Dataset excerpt
☆ ☆ ☆ ☆ ☆

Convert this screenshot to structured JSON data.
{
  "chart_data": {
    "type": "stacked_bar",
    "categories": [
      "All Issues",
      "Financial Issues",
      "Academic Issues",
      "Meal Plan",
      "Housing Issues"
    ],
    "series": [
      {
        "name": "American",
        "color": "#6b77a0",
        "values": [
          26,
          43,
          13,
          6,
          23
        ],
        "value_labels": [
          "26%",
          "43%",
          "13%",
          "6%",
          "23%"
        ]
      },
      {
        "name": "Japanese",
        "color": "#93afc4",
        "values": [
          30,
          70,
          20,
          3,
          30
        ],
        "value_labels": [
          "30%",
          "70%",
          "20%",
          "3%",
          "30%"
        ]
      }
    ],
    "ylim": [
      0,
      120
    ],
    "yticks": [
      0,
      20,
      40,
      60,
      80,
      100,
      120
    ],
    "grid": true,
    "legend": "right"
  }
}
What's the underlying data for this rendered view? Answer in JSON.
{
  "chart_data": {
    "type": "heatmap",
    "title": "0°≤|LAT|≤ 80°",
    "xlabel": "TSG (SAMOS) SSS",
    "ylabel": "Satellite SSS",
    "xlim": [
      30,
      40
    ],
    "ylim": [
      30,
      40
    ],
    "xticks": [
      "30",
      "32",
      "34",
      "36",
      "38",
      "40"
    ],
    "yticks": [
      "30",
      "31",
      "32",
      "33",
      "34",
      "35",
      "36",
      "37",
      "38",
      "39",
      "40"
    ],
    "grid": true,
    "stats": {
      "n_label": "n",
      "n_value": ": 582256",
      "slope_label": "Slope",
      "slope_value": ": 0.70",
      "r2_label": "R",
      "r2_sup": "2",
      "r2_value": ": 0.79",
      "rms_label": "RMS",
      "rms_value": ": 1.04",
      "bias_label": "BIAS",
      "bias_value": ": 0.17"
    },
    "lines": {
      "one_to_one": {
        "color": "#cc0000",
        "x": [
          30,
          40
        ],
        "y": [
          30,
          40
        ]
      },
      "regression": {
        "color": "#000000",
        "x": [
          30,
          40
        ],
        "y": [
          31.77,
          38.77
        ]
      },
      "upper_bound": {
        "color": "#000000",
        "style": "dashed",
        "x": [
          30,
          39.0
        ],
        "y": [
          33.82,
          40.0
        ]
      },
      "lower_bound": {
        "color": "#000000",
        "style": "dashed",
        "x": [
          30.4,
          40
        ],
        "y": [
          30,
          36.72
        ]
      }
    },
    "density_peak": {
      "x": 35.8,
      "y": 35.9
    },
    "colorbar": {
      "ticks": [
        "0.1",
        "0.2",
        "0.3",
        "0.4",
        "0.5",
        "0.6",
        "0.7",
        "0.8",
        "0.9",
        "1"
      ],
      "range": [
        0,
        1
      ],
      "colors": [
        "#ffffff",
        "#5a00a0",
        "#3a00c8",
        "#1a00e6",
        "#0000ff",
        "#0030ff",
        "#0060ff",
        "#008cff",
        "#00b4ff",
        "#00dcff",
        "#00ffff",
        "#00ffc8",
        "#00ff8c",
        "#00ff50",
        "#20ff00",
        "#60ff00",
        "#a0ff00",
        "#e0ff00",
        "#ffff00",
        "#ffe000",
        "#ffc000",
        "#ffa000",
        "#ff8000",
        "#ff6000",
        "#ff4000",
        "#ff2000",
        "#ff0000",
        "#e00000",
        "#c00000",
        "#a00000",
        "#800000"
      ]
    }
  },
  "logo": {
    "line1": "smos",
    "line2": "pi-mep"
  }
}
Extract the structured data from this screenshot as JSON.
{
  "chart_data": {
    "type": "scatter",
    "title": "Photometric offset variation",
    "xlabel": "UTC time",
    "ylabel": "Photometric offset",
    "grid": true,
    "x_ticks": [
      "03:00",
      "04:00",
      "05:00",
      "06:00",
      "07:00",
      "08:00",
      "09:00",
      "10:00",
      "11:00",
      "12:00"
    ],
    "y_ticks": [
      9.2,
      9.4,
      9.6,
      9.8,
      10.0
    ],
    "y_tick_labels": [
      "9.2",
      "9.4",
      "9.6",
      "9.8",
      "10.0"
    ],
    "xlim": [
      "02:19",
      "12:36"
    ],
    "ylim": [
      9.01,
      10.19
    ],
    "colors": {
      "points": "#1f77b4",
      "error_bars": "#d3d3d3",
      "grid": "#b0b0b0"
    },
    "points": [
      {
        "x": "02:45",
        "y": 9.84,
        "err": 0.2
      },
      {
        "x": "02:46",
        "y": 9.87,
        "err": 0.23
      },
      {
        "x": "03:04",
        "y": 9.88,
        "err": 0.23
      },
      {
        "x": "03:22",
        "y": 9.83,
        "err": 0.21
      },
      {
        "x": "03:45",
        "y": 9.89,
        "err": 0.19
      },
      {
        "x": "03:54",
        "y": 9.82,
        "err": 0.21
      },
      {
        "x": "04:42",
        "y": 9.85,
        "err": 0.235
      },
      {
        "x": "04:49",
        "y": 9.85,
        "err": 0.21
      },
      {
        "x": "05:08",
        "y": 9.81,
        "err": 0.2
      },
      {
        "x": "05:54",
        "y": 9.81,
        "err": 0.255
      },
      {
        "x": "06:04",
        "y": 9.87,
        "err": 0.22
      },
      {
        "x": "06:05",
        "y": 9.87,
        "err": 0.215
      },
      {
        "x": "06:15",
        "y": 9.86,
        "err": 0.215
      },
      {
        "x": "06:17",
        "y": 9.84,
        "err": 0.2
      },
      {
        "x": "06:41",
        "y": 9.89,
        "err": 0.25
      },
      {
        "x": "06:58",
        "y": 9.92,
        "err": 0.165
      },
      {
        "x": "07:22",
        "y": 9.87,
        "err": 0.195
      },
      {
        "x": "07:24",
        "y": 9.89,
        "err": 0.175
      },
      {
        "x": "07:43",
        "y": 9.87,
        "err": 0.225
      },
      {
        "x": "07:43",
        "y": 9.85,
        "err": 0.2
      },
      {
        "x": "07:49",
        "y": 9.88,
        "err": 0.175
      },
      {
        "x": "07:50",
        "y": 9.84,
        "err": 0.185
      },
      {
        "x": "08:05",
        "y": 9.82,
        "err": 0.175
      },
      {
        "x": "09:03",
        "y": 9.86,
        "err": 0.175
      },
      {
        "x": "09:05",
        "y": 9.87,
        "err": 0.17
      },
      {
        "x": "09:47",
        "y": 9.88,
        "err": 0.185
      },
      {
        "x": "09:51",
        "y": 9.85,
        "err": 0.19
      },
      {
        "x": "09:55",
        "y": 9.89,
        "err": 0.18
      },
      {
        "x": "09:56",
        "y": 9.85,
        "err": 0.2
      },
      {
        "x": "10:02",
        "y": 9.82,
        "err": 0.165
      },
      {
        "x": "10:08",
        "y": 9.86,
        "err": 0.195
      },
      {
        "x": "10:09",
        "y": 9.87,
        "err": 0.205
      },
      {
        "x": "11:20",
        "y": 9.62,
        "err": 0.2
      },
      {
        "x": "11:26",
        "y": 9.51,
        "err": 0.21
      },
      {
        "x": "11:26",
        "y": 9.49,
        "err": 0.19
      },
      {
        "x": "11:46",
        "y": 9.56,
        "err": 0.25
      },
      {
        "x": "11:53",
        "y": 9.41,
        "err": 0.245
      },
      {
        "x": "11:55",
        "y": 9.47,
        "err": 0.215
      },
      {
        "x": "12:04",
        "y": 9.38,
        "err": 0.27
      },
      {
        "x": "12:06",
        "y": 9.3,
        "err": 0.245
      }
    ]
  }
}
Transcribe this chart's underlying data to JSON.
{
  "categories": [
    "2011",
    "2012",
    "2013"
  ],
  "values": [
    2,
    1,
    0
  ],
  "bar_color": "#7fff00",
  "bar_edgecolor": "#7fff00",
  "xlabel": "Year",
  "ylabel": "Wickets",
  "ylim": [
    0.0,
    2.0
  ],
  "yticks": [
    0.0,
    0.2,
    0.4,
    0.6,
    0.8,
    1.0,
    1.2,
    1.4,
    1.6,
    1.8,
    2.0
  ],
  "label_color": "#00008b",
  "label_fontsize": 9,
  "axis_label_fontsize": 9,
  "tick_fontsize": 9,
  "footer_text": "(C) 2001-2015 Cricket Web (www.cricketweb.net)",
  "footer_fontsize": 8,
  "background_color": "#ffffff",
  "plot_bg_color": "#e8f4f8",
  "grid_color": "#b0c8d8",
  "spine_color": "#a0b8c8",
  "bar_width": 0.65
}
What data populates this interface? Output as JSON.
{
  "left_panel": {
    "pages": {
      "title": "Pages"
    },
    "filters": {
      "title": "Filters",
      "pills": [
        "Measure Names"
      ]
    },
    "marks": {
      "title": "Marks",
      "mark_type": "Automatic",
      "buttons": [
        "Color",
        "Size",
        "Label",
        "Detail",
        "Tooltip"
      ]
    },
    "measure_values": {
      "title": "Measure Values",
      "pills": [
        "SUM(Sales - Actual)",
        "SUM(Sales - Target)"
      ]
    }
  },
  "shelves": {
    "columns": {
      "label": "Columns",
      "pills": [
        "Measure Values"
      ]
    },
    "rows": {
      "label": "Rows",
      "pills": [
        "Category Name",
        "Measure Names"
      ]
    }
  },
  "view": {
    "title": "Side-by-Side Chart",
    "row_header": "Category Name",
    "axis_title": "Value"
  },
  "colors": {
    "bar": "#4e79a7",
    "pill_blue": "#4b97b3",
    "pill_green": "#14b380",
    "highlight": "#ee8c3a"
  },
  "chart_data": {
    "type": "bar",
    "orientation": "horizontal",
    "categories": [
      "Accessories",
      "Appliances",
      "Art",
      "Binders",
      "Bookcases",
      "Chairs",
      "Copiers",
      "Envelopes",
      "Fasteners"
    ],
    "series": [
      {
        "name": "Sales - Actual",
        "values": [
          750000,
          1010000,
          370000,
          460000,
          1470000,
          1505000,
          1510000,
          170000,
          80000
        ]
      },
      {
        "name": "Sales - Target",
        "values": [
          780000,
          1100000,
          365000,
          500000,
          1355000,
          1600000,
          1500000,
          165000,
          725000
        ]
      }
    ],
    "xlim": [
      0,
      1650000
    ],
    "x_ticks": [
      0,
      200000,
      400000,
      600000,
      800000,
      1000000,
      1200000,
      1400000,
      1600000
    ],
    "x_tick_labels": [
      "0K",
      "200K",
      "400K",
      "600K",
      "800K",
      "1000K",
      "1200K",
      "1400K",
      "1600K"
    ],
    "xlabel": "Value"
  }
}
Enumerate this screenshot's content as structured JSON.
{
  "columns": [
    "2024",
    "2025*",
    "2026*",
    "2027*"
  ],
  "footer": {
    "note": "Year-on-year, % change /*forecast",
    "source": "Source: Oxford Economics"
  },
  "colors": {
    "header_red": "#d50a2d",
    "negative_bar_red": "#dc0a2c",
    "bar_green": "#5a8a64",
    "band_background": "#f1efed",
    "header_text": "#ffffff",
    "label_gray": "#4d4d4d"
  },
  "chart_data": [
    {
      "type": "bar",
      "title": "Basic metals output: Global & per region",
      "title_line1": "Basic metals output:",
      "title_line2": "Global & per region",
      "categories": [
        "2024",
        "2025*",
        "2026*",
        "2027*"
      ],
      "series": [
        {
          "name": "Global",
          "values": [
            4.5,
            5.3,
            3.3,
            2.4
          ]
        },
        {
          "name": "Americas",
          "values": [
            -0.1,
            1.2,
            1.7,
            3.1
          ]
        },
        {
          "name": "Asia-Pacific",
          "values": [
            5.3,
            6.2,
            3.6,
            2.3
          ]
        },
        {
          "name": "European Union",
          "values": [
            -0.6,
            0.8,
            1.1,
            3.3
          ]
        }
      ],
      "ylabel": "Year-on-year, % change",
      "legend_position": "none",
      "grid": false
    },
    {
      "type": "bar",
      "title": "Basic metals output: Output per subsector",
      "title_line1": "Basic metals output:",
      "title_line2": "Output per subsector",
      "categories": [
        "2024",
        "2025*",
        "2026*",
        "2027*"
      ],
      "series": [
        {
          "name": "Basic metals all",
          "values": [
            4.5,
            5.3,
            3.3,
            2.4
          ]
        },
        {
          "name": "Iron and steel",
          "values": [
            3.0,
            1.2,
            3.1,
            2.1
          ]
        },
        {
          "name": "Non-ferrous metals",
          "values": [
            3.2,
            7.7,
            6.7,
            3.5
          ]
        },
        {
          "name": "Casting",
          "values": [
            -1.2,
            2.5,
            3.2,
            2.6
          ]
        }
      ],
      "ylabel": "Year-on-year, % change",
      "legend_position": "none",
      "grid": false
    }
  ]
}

☆ ☆ ☆ ☆ ☆

Goal.
For the material, find the number of lines holding the word "JSON" and give that figure and nothing more.

Problem solution.
6